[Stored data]

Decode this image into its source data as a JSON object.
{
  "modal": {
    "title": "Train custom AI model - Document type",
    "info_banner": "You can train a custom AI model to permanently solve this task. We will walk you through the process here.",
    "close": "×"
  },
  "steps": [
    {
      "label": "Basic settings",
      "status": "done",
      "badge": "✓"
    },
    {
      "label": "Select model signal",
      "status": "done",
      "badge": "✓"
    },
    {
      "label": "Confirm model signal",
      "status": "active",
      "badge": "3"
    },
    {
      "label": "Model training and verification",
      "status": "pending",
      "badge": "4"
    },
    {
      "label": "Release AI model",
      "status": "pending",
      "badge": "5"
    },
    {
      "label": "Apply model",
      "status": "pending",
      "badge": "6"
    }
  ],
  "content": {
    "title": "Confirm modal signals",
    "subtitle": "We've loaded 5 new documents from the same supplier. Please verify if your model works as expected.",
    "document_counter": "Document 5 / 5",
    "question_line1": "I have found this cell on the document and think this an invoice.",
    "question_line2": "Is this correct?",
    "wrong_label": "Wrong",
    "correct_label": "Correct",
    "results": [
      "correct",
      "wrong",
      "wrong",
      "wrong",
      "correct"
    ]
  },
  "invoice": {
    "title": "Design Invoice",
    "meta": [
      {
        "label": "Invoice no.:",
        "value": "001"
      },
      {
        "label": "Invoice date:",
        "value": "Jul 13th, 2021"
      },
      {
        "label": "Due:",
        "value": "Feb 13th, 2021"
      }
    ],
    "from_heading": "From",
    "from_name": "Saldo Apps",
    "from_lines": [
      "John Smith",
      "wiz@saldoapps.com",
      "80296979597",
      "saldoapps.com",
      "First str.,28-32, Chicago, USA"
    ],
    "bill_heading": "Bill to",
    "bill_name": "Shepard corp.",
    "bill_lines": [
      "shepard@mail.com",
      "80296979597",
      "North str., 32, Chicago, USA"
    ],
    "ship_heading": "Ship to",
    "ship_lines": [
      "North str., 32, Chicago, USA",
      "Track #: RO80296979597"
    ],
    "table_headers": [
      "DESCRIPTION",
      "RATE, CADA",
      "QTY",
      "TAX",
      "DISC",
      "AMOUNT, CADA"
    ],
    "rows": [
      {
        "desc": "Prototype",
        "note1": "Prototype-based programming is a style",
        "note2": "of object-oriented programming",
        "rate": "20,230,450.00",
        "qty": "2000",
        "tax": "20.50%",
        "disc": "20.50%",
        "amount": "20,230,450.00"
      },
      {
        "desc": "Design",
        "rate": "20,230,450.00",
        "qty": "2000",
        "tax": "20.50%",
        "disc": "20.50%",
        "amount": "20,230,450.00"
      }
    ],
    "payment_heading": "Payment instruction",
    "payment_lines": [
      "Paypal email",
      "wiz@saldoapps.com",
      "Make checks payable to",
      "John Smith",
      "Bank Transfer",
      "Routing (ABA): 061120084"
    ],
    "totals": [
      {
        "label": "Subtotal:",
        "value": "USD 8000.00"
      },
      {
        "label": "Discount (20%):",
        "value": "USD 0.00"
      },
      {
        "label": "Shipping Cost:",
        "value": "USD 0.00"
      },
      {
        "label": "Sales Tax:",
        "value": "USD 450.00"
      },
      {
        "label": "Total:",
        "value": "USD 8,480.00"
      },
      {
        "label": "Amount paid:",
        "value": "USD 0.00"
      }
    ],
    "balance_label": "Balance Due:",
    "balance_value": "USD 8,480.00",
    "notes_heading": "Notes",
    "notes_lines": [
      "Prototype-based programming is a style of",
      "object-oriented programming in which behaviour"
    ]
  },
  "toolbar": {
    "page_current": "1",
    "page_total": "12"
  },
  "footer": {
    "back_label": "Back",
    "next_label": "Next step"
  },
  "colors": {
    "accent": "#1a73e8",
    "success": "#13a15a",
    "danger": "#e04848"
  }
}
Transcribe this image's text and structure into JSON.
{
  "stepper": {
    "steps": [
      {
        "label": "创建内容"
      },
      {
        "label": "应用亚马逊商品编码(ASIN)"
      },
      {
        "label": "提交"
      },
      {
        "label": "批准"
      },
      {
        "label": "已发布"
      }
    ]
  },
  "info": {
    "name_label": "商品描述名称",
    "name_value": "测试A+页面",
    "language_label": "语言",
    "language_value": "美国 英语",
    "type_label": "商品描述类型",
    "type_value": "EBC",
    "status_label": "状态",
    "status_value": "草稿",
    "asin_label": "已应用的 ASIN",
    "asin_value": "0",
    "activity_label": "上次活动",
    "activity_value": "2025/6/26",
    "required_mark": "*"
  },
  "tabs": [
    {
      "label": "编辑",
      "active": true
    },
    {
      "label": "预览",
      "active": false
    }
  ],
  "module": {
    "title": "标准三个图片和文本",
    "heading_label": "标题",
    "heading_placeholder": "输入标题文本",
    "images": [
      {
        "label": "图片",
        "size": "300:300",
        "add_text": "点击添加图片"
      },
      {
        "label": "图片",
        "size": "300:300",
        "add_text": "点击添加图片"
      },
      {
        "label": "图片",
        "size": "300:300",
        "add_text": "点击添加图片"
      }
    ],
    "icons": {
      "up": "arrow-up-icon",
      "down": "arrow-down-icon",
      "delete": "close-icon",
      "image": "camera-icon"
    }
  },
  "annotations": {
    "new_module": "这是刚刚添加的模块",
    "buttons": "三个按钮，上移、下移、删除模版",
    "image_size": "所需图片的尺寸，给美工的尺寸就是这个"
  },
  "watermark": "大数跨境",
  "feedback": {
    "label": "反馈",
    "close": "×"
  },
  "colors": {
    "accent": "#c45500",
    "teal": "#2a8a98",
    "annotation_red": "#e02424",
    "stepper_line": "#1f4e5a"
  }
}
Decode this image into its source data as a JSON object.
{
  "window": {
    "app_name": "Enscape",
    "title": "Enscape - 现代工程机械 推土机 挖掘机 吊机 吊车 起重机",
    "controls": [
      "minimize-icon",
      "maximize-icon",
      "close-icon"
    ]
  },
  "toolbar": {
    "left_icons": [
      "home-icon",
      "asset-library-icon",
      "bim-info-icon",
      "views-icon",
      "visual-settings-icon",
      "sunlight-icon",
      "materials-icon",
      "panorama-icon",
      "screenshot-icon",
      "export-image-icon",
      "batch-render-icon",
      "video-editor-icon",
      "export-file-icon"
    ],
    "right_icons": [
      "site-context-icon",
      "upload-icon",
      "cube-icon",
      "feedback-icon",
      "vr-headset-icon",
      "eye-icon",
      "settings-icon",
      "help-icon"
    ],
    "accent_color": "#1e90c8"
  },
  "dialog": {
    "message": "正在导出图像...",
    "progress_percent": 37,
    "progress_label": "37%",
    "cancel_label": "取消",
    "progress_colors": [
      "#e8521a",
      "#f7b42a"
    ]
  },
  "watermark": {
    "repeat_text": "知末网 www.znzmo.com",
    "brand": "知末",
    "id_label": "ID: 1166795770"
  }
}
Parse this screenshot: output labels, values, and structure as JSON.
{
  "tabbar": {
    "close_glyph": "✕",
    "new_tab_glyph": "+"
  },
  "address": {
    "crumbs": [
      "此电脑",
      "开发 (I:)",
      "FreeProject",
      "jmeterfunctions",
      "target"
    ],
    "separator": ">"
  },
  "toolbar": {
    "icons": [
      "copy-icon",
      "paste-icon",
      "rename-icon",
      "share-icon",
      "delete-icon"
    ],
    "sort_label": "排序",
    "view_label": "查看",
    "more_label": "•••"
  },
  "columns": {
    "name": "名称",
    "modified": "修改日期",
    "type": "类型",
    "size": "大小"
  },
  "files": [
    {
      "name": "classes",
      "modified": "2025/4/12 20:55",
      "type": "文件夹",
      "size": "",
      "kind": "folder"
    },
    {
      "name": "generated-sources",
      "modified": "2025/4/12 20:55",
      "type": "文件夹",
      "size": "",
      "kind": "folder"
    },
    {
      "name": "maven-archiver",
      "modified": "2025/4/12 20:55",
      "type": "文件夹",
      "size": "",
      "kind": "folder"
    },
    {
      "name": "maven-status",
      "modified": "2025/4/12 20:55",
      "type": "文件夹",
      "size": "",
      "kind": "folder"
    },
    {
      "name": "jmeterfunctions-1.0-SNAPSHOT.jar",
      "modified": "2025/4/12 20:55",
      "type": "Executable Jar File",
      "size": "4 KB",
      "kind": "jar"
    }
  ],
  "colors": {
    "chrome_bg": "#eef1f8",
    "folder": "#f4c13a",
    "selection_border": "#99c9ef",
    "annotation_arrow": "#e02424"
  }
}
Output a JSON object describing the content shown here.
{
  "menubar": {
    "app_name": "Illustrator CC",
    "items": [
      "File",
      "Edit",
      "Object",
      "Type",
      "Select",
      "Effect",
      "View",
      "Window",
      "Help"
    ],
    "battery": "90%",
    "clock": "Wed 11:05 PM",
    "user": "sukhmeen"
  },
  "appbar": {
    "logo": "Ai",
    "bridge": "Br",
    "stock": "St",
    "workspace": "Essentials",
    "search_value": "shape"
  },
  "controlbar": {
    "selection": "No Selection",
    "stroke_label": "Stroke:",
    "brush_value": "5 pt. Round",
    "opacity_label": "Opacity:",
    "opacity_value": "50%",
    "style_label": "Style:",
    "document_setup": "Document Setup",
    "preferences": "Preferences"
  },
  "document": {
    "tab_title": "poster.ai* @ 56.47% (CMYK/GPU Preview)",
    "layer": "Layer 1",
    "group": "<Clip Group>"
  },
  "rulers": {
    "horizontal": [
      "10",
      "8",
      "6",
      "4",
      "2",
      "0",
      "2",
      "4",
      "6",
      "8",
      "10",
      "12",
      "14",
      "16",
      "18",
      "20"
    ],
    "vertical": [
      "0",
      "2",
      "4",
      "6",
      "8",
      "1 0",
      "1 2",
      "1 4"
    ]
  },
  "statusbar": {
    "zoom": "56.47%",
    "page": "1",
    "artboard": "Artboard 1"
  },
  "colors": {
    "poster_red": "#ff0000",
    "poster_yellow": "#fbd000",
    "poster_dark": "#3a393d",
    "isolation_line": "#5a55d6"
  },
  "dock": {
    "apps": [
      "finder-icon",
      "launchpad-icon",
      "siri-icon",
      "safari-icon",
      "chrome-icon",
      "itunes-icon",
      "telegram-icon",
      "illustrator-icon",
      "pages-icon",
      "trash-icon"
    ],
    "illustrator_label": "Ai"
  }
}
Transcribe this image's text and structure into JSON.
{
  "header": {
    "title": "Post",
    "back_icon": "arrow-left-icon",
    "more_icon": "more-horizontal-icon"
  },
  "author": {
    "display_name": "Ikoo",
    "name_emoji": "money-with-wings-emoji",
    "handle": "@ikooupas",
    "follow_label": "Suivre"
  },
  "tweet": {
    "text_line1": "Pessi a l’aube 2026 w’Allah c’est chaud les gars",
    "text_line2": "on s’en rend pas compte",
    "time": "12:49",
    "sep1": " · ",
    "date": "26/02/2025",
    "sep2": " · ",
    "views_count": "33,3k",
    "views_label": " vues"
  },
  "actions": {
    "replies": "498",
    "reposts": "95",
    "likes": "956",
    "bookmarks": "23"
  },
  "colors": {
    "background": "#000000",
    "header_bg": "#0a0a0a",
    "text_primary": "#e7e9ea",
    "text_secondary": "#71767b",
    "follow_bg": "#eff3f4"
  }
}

[Written request] Go through the listing above and work out how many lines contain the string "Confirm". Reply with the number alone.

[The reply] 2